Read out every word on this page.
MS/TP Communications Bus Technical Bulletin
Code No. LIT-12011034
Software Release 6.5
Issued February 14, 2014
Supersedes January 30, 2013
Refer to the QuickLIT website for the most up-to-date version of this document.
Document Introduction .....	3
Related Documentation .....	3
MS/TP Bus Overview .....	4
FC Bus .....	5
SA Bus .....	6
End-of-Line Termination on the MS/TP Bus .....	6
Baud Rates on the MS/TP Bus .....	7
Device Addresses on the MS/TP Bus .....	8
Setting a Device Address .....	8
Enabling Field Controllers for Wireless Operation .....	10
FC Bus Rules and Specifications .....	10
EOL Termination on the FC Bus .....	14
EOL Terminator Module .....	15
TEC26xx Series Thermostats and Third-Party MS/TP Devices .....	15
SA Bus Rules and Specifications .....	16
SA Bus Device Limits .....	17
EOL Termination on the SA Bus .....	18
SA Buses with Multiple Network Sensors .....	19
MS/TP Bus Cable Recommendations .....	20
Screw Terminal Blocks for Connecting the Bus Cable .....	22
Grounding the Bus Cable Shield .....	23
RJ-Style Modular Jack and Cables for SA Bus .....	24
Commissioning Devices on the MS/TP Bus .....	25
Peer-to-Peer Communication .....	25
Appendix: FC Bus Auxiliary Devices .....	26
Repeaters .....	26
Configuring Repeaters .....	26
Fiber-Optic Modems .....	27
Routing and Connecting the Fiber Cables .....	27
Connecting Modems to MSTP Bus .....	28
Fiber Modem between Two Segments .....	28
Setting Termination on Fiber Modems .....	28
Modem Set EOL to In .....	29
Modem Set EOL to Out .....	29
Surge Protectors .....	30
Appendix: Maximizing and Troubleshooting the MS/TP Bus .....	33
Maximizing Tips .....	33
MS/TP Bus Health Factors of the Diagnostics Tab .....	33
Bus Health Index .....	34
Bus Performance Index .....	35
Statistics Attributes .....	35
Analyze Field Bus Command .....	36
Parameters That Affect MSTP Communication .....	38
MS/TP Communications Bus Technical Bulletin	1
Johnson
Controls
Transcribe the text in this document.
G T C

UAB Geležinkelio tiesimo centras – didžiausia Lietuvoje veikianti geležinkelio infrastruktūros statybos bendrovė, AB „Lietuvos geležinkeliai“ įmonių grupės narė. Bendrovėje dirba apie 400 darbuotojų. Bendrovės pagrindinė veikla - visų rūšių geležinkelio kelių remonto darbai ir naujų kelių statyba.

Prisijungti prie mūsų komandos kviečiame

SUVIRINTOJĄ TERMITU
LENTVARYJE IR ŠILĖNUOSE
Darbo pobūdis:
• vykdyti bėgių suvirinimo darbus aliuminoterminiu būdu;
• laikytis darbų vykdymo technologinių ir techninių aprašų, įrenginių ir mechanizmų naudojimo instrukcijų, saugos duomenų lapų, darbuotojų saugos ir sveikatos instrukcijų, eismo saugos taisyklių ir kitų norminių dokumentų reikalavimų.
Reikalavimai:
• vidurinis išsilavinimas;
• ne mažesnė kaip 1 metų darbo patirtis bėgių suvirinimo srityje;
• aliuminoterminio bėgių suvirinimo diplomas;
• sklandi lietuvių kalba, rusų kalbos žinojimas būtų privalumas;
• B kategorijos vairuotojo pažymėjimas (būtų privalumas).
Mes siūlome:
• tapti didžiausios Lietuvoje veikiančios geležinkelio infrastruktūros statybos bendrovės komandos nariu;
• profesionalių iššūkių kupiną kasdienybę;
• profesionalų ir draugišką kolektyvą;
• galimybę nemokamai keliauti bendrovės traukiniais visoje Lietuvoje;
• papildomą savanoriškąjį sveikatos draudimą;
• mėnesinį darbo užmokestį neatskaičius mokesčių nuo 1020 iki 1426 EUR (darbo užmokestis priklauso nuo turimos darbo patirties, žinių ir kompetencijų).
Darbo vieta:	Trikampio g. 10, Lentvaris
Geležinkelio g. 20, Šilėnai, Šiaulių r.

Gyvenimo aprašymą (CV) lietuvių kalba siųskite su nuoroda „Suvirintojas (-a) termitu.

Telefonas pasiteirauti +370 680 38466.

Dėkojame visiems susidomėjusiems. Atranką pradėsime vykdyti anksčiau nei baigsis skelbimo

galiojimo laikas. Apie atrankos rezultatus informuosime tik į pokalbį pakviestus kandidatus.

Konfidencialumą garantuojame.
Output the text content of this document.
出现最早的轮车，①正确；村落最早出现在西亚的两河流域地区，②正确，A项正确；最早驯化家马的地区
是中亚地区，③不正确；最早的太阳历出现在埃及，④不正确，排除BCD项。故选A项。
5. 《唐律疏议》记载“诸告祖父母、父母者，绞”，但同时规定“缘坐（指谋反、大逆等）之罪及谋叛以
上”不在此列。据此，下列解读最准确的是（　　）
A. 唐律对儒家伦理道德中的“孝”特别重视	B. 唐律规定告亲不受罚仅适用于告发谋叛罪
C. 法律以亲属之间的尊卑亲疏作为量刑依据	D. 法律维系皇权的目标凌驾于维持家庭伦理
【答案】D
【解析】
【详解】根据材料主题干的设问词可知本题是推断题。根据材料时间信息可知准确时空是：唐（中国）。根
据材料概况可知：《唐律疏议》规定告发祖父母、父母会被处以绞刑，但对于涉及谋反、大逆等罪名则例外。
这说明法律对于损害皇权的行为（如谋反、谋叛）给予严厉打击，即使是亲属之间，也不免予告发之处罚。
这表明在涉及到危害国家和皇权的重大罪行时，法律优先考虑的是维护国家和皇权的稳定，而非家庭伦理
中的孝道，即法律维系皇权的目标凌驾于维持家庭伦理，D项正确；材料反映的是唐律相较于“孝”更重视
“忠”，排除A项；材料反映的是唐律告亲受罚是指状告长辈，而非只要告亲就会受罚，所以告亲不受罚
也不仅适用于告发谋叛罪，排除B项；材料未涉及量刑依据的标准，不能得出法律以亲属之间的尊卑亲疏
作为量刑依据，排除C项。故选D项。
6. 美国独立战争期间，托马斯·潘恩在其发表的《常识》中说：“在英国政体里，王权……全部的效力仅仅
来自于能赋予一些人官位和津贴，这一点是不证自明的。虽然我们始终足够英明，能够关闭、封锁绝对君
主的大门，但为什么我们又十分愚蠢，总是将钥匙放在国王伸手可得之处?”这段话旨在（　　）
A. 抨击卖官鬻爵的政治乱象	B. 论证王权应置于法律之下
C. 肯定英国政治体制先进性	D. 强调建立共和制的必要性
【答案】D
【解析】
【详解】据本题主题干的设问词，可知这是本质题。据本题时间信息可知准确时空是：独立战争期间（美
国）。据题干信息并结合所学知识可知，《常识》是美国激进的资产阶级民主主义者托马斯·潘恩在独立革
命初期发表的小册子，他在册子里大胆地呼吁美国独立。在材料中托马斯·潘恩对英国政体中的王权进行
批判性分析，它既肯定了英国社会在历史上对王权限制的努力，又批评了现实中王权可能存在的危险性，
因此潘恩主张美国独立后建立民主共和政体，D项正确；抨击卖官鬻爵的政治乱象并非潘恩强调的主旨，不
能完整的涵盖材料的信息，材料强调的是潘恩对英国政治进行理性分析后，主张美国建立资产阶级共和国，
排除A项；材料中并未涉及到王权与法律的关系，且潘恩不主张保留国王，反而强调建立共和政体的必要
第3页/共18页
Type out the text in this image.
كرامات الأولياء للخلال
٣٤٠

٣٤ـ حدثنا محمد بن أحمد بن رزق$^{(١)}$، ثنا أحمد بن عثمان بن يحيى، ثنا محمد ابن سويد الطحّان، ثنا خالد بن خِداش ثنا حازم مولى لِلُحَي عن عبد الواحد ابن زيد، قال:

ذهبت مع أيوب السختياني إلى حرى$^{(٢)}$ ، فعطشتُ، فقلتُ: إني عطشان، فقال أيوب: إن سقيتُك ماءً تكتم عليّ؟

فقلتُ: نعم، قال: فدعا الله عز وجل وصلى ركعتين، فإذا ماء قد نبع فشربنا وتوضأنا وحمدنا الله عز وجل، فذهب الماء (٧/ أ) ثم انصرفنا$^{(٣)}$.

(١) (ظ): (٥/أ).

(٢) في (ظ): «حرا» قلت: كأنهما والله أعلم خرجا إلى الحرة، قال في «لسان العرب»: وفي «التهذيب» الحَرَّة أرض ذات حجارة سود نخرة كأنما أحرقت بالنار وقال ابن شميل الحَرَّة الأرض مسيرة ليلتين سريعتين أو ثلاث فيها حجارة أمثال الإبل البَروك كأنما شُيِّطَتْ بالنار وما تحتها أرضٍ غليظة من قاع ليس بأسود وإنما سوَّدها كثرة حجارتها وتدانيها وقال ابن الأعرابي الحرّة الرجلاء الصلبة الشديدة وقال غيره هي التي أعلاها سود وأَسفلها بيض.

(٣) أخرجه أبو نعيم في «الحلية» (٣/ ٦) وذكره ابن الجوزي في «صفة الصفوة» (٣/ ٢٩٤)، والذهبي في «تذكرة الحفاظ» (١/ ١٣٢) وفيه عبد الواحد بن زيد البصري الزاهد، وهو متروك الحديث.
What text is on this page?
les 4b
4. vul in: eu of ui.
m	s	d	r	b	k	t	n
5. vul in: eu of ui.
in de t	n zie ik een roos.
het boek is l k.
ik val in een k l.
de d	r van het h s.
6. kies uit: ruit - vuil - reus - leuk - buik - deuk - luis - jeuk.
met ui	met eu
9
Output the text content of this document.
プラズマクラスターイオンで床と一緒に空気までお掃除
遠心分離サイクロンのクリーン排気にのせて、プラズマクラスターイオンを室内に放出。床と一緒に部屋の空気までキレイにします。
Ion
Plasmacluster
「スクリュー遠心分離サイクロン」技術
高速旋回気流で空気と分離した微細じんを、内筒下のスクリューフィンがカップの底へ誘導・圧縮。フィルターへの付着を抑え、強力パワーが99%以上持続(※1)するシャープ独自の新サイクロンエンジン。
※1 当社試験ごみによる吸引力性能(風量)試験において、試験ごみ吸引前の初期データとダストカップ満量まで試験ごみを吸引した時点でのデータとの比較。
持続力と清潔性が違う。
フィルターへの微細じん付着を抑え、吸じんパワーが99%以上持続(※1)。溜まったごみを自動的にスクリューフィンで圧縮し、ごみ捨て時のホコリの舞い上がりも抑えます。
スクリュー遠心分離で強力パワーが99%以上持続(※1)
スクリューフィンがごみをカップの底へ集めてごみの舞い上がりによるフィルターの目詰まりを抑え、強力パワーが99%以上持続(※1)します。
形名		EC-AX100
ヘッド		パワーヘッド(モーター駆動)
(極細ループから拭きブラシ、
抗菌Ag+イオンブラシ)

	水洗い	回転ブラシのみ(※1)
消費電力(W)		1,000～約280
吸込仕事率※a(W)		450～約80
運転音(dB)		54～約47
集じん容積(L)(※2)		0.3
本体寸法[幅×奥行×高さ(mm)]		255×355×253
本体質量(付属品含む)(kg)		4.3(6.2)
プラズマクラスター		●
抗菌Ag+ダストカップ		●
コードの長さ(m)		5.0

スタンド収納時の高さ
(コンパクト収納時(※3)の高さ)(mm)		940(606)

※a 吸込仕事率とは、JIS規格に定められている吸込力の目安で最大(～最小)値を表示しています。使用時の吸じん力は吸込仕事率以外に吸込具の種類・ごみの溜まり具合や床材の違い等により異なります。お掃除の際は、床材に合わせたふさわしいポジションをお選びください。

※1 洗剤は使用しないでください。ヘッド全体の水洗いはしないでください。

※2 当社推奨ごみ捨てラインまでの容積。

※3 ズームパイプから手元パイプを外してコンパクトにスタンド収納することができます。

****

WHAT TO DO :: Look for the word "Termination" and return every line where it occurs.

RESULT OF THIS TASK ::
End-of-Line Termination on the MS/TP Bus .....	6
EOL Termination on the FC Bus .....	14
EOL Termination on the SA Bus .....	18
Setting Termination on Fiber Modems .....	28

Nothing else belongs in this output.